Search the listing below for the string "wouldn" and copy every line where it occurs.

## Records to use:

_ _ _

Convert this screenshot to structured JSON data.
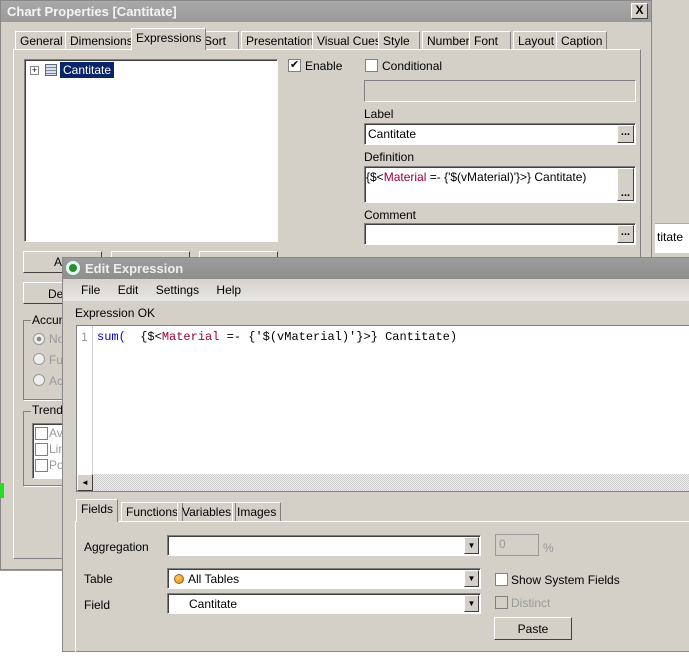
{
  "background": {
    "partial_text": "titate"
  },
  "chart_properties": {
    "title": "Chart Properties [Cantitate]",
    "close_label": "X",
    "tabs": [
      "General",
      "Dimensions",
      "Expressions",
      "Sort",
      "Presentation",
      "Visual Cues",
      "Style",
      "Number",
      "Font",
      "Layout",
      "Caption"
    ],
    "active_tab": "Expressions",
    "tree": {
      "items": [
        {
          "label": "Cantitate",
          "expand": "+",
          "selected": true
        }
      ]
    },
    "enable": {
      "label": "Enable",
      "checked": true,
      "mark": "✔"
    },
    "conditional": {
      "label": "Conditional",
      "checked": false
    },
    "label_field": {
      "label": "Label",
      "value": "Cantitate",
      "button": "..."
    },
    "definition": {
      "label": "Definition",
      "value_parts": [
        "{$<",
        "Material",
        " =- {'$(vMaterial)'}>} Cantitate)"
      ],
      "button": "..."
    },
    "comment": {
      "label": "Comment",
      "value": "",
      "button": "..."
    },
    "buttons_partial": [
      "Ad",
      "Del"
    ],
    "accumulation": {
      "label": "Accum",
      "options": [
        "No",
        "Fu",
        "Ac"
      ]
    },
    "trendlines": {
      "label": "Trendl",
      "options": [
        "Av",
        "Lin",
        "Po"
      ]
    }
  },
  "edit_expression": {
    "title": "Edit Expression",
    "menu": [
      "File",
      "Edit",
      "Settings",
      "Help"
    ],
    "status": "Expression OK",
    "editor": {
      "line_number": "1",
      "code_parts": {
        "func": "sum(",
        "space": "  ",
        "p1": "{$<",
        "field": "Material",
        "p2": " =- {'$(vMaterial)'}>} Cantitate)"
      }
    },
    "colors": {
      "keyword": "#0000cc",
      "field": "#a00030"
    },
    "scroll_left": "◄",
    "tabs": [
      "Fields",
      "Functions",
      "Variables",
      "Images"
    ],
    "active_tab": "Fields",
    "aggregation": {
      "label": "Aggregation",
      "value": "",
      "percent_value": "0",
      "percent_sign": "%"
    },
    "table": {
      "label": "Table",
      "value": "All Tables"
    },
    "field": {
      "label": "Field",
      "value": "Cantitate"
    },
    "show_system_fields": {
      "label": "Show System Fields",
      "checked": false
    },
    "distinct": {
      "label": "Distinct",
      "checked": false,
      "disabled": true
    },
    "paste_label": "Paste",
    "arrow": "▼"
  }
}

_ _ _

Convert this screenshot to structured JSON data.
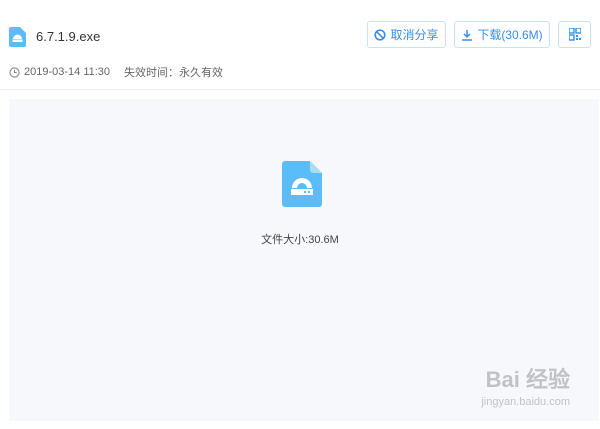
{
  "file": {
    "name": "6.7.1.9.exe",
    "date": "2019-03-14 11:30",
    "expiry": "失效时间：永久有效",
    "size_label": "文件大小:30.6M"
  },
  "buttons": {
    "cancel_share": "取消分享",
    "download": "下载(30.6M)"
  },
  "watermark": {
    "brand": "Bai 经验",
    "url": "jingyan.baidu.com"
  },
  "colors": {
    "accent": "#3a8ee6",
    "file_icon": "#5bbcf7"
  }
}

_ _ _

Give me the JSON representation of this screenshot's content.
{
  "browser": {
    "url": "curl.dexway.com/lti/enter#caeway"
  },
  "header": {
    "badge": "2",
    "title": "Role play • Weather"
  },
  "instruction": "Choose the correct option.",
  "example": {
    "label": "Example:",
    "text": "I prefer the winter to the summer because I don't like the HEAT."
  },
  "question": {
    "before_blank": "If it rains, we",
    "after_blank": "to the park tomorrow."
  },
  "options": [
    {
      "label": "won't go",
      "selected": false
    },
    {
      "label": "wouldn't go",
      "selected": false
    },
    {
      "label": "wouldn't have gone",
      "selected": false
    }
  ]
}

_ _ _

## Task solution:
      "label": "wouldn't go",
      "label": "wouldn't have gone",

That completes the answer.